- _WHAT TO DO_:
(a) Summarize the article on Alibaba's stake in the Guangzhou Evergrande football club in two sentences.
(b) Pick up the article on Alibaba's football club deal after its final sentence and write the next part.

──────── ARTICLE ────────

E-commerce giant Alibaba said Thursday it will pay $192 million for a 50 percent stake in China's top football club, in a frenzy of deal-making before a multi-billion dollar share offer in the United States, AFP reports.

Alibaba will pay 1.2 billion yuan ($192 million) for the stake in Asian champions Guangzhou Evergrande, with property developer and existing shareholder Evergrande Group holding the remainder, according to an Alibaba statement and company officials.

Evergrande, who won both the Chinese Super League and the AFC Champions League titles in 2013, said it had introduced Alibaba as a strategic investor.

"We're not only investing in Evergrande, we are investing in Chinese football," Alibaba founder Jack Ma told a news conference, adding the price was cheap.

Still, the flamboyant former English teacher admitted his ignorance about the game.

"In fact, I haven't been particularly interested in football and to be honest, I don't know much about it," he said, according to a video posted online.

The deal marked the latest in a series of high-profile acquisitions by Alibaba as it seeks to expand beyond its traditional base ahead of a planned US listing that could raise around $15 billion, putting it on par with Facebook's $16 billion IPO in 2012.

Alibaba operates China's most popular online shopping platform, Taobao, which is estimated to hold more than 90 percent of the online market for consumer-to-consumer transactions.

Last week, Alibaba acquired a 10.35 percent stake in Singapore Post, the city-state's main postal service, for $249 million as part of a strategic cooperation deal.

──────── DATA EXCERPT ────────

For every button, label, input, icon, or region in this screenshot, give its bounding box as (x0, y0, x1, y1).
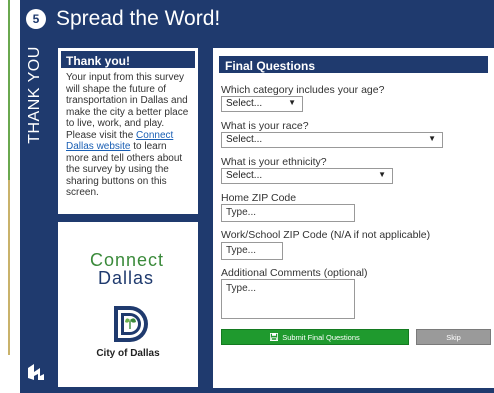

────────

- _REPLIES_:
(a) Alibaba will pay 1.2 billion yuan ($192 million) for a 50 percent stake in Guangzhou Evergrande, China's top football club, with Evergrande Group holding the remainder, though founder Jack Ma admitted he knows little about football. The deal is the latest in a series of high-profile acquisitions, including a 10.35 percent stake in Singapore Post, as Alibaba expands beyond its traditional base ahead of a planned US listing that could raise around $15 billion.

(b)
Prior to that, Alibaba and a private equity fund backed by Ma said in late April they will pay $1.22 billion for a stake in China's leading online video platform Youku Tudou.

The company has also made a foray into entertainment with the purchase of a majority stake in Hong Kong-listed ChinaVision Media Group in March.

Chinese sports fans welcomed the deal, which could potentially give the club access to Alibaba's deep pockets to further build the team.

"It's an alliance between giants," wrote one Weibo user under the name SAM-Chen.

Another user on Sina Weibo, the popular microblogging service which is China's equivalent of Twitter, said: "I can see a hopeful future for Chinese football."

Evergrande broke China's 23-year Asian title drought when they clinched the continental club championship last year, and are seeking to defend their AFC Champions League title under Italian manager Marcello Lippi.

Evergrande's Hong Kong-listed unit Evergrande Real Estate was up 2.78 percent on Thursday afternoon following the announcement.